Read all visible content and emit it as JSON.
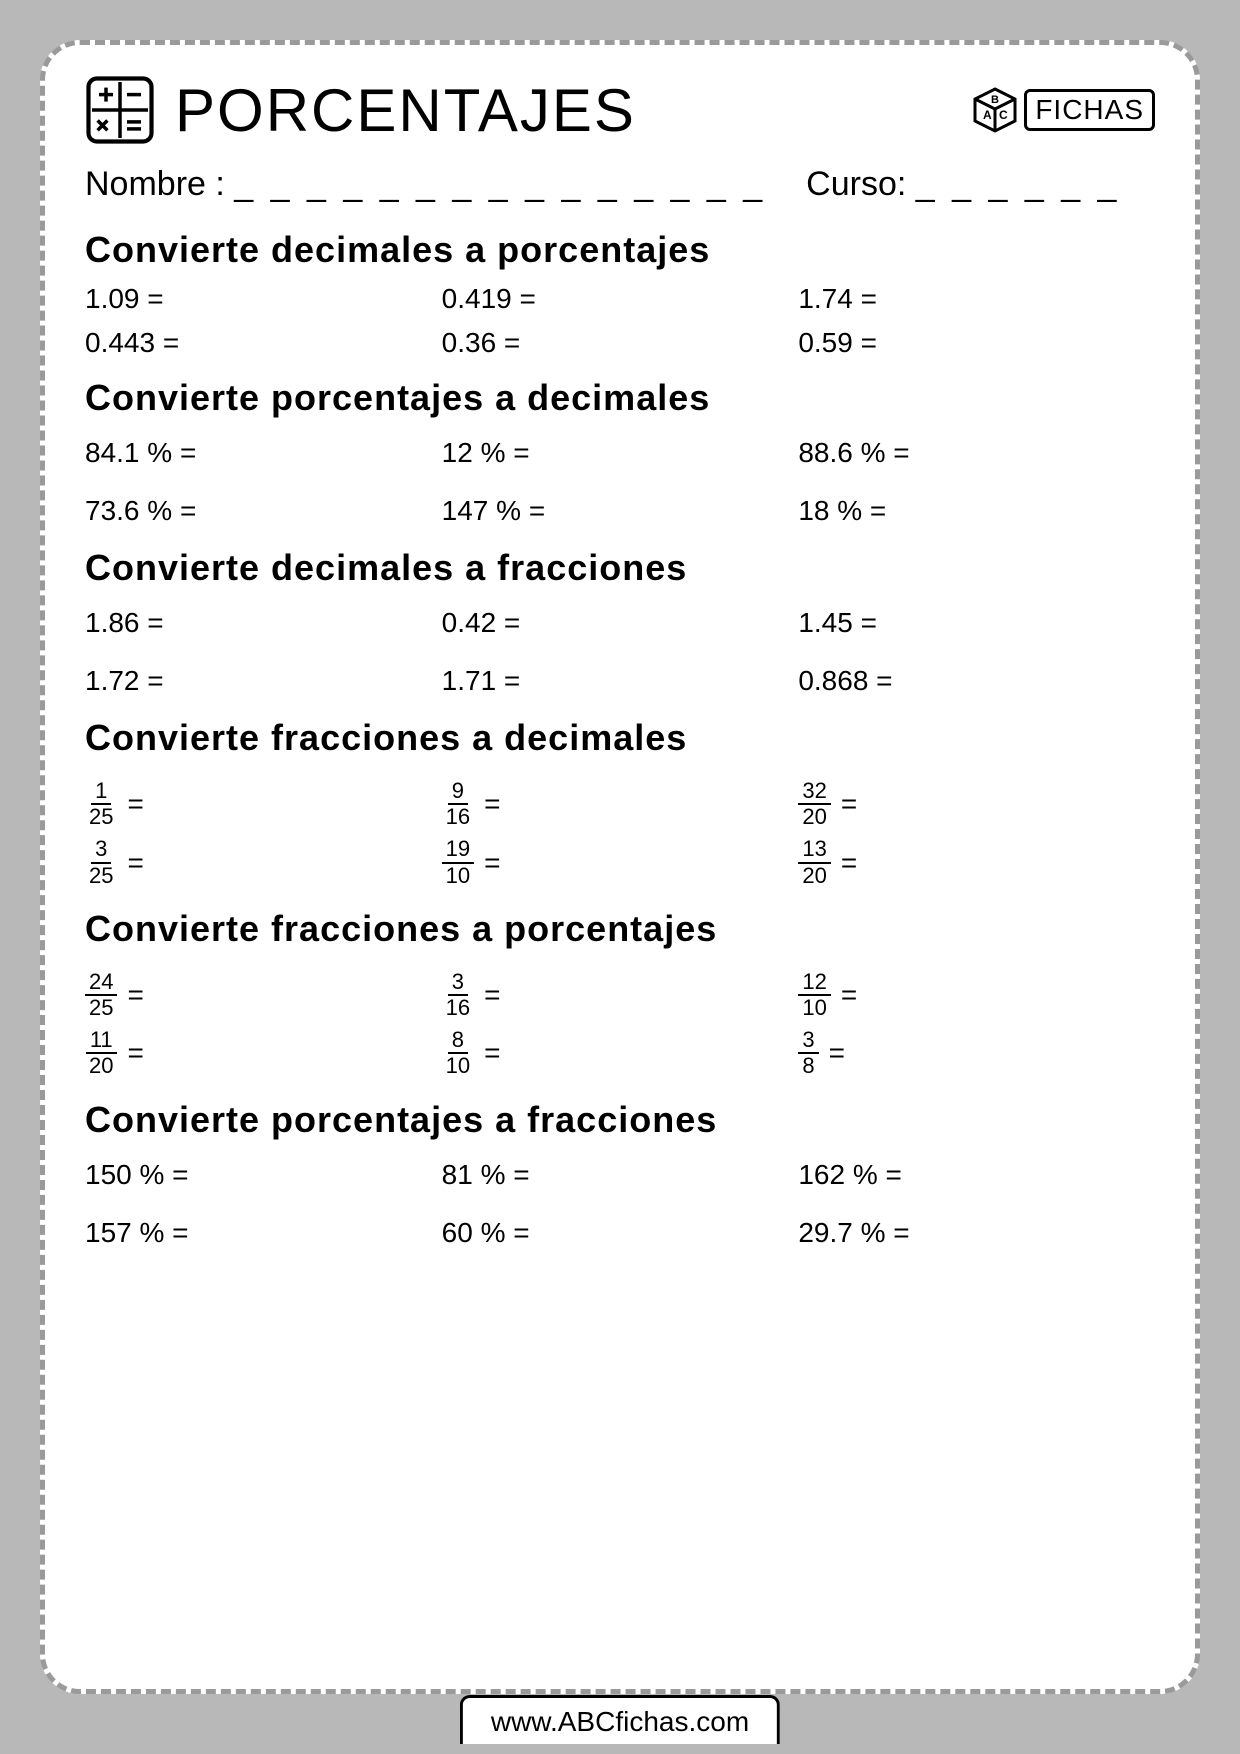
{
  "header": {
    "title": "PORCENTAJES",
    "logo_text": "FICHAS"
  },
  "info": {
    "name_label": "Nombre :",
    "name_blanks": "_ _ _ _ _ _ _ _ _ _ _ _ _ _ _",
    "course_label": "Curso:",
    "course_blanks": "_ _ _ _ _ _"
  },
  "sections": [
    {
      "title": "Convierte decimales a porcentajes",
      "type": "plain",
      "items": [
        "1.09 =",
        "0.419 =",
        "1.74 =",
        "0.443 =",
        "0.36 =",
        "0.59 ="
      ]
    },
    {
      "title": "Convierte porcentajes a decimales",
      "type": "plain-spaced",
      "items": [
        "84.1 % =",
        "12 % =",
        "88.6 % =",
        "73.6 % =",
        "147 % =",
        "18 % ="
      ]
    },
    {
      "title": "Convierte decimales a fracciones",
      "type": "plain-spaced",
      "items": [
        "1.86 =",
        "0.42 =",
        "1.45 =",
        "1.72 =",
        "1.71 =",
        "0.868 ="
      ]
    },
    {
      "title": "Convierte fracciones a decimales",
      "type": "fraction",
      "items": [
        {
          "num": "1",
          "den": "25"
        },
        {
          "num": "9",
          "den": "16"
        },
        {
          "num": "32",
          "den": "20"
        },
        {
          "num": "3",
          "den": "25"
        },
        {
          "num": "19",
          "den": "10"
        },
        {
          "num": "13",
          "den": "20"
        }
      ]
    },
    {
      "title": "Convierte fracciones a porcentajes",
      "type": "fraction",
      "items": [
        {
          "num": "24",
          "den": "25"
        },
        {
          "num": "3",
          "den": "16"
        },
        {
          "num": "12",
          "den": "10"
        },
        {
          "num": "11",
          "den": "20"
        },
        {
          "num": "8",
          "den": "10"
        },
        {
          "num": "3",
          "den": "8"
        }
      ]
    },
    {
      "title": "Convierte porcentajes a fracciones",
      "type": "plain-spaced",
      "items": [
        "150 % =",
        "81 % =",
        "162 % =",
        "157 % =",
        "60 % =",
        "29.7 % ="
      ]
    }
  ],
  "footer": {
    "url": "www.ABCfichas.com"
  }
}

---*---

* [EXERCISE BRIEF]
Every line should be retyped exactly, with the pictures omitted.

* [RESULT FOR THIS EXERCISE]
Read all visible content and emit it as JSON.
{
  "header": {
    "title": "PORCENTAJES",
    "logo_text": "FICHAS"
  },
  "info": {
    "name_label": "Nombre :",
    "name_blanks": "_ _ _ _ _ _ _ _ _ _ _ _ _ _ _",
    "course_label": "Curso:",
    "course_blanks": "_ _ _ _ _ _"
  },
  "sections": [
    {
      "title": "Convierte decimales a porcentajes",
      "type": "plain",
      "items": [
        "1.09 =",
        "0.419 =",
        "1.74 =",
        "0.443 =",
        "0.36 =",
        "0.59 ="
      ]
    },
    {
      "title": "Convierte porcentajes a decimales",
      "type": "plain-spaced",
      "items": [
        "84.1 % =",
        "12 % =",
        "88.6 % =",
        "73.6 % =",
        "147 % =",
        "18 % ="
      ]
    },
    {
      "title": "Convierte decimales a fracciones",
      "type": "plain-spaced",
      "items": [
        "1.86 =",
        "0.42 =",
        "1.45 =",
        "1.72 =",
        "1.71 =",
        "0.868 ="
      ]
    },
    {
      "title": "Convierte fracciones a decimales",
      "type": "fraction",
      "items": [
        {
          "num": "1",
          "den": "25"
        },
        {
          "num": "9",
          "den": "16"
        },
        {
          "num": "32",
          "den": "20"
        },
        {
          "num": "3",
          "den": "25"
        },
        {
          "num": "19",
          "den": "10"
        },
        {
          "num": "13",
          "den": "20"
        }
      ]
    },
    {
      "title": "Convierte fracciones a porcentajes",
      "type": "fraction",
      "items": [
        {
          "num": "24",
          "den": "25"
        },
        {
          "num": "3",
          "den": "16"
        },
        {
          "num": "12",
          "den": "10"
        },
        {
          "num": "11",
          "den": "20"
        },
        {
          "num": "8",
          "den": "10"
        },
        {
          "num": "3",
          "den": "8"
        }
      ]
    },
    {
      "title": "Convierte porcentajes a fracciones",
      "type": "plain-spaced",
      "items": [
        "150 % =",
        "81 % =",
        "162 % =",
        "157 % =",
        "60 % =",
        "29.7 % ="
      ]
    }
  ],
  "footer": {
    "url": "www.ABCfichas.com"
  }
}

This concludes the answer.